▶ [Exercise aim]
Note each line of the listing that contains the string "показания", and copy it.
· · · · ·
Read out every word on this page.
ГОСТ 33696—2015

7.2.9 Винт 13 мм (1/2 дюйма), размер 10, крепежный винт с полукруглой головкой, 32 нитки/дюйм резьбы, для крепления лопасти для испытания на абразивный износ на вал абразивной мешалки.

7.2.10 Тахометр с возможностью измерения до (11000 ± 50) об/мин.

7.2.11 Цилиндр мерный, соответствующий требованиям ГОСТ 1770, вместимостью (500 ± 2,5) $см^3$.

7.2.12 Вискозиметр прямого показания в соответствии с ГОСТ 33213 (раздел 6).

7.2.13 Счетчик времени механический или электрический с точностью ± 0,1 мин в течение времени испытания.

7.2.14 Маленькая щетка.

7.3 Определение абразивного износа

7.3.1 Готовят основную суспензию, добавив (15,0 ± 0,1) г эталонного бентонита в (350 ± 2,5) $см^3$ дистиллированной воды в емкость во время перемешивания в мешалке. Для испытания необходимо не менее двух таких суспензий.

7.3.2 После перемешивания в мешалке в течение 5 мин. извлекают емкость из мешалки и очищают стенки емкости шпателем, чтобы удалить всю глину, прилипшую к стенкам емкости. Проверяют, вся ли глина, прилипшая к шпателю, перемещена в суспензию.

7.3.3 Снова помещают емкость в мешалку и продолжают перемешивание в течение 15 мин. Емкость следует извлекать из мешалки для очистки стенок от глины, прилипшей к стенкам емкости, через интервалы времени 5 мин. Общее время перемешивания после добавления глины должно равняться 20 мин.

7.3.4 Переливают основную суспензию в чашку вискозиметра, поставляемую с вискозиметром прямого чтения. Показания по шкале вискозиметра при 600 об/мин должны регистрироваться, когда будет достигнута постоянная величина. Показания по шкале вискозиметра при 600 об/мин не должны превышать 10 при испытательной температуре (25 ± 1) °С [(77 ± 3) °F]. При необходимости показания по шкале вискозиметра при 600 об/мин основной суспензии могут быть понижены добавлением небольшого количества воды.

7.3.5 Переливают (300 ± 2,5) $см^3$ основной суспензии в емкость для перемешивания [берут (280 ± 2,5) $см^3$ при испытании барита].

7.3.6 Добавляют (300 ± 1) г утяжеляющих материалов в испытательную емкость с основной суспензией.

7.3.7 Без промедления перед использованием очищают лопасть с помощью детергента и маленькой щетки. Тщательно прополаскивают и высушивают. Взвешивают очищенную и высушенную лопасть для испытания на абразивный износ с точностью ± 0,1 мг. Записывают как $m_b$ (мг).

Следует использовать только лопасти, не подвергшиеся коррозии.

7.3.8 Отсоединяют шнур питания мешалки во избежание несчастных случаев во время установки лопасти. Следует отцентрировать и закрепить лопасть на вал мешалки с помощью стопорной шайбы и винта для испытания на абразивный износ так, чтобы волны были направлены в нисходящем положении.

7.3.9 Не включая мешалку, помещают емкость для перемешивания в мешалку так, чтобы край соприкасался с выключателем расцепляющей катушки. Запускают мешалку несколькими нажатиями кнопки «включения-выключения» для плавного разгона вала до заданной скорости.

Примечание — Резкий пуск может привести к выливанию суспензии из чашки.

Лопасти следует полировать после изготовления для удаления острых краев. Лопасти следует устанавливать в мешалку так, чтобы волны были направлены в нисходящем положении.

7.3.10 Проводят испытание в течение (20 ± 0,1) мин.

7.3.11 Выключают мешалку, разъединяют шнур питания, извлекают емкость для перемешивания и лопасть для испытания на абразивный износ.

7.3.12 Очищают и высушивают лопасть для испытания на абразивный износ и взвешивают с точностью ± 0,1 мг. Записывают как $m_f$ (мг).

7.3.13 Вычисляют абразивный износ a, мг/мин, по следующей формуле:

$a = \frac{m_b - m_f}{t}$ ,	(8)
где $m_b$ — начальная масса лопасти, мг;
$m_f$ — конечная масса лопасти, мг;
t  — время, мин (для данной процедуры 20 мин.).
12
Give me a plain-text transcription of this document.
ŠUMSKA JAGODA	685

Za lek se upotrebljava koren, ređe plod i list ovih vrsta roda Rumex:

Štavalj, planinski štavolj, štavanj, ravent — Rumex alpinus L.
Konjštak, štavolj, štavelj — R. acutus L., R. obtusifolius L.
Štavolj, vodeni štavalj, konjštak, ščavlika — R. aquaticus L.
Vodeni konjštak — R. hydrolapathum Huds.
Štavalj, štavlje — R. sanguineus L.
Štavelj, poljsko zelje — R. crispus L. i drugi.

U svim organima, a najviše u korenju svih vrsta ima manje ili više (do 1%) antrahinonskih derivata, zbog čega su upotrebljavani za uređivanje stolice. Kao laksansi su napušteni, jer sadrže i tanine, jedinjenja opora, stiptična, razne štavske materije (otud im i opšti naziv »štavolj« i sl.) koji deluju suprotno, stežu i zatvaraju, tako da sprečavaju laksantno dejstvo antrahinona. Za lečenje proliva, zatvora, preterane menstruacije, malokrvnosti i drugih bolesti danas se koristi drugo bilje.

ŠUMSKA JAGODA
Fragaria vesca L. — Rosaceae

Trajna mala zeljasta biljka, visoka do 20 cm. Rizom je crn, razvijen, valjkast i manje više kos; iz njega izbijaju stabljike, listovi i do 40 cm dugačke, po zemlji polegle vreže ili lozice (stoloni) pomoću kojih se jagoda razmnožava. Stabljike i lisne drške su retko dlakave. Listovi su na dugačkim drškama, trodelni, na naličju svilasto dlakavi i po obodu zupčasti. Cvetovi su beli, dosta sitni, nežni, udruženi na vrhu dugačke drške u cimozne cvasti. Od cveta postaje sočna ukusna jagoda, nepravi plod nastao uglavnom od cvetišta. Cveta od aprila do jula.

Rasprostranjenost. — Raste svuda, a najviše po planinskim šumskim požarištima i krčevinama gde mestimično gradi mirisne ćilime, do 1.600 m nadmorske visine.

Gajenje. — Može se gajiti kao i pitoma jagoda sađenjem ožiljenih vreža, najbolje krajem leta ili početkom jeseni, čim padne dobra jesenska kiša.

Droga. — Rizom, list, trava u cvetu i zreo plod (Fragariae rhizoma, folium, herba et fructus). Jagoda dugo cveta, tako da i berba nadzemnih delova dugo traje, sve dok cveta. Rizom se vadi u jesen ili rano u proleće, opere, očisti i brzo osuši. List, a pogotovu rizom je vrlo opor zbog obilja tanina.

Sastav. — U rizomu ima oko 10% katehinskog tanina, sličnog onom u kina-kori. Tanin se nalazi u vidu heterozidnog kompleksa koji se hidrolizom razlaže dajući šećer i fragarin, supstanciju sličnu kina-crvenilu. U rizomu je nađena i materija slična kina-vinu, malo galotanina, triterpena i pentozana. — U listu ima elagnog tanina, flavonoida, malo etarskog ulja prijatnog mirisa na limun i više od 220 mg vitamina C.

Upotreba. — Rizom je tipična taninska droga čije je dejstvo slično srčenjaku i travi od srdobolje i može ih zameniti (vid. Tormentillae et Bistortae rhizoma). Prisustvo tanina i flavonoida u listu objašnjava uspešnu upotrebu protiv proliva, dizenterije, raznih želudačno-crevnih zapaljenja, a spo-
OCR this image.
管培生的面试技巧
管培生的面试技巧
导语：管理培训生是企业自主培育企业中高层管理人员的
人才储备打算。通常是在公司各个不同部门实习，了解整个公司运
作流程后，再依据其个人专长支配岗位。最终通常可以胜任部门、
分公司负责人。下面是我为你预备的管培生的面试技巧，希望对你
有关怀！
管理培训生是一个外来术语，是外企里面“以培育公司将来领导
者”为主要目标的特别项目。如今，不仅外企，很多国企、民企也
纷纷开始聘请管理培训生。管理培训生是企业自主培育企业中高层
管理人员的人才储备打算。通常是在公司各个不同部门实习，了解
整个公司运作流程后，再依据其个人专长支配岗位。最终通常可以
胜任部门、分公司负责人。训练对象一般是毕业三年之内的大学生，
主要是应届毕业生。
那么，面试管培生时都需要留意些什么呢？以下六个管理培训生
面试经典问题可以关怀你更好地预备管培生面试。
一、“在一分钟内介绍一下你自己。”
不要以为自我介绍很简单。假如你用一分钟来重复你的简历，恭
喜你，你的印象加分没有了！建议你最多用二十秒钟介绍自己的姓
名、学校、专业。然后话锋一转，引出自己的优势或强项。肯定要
· · · · ·
▶ [Exercise solution]
7.2.12 Вискозиметр прямого показания в соответствии с ГОСТ 33213 (раздел 6).
7.3.4 Переливают основную суспензию в чашку вискозиметра, поставляемую с вискозиметром прямого чтения. Показания по шкале вискозиметра при 600 об/мин должны регистрироваться, когда будет достигнута постоянная величина. Показания по шкале вискозиметра при 600 об/мин не должны превышать 10 при испытательной температуре (25 ± 1) °С [(77 ± 3) °F]. При необходимости показания по шкале вискозиметра при 600 об/мин основной суспензии могут быть понижены добавлением небольшого количества воды.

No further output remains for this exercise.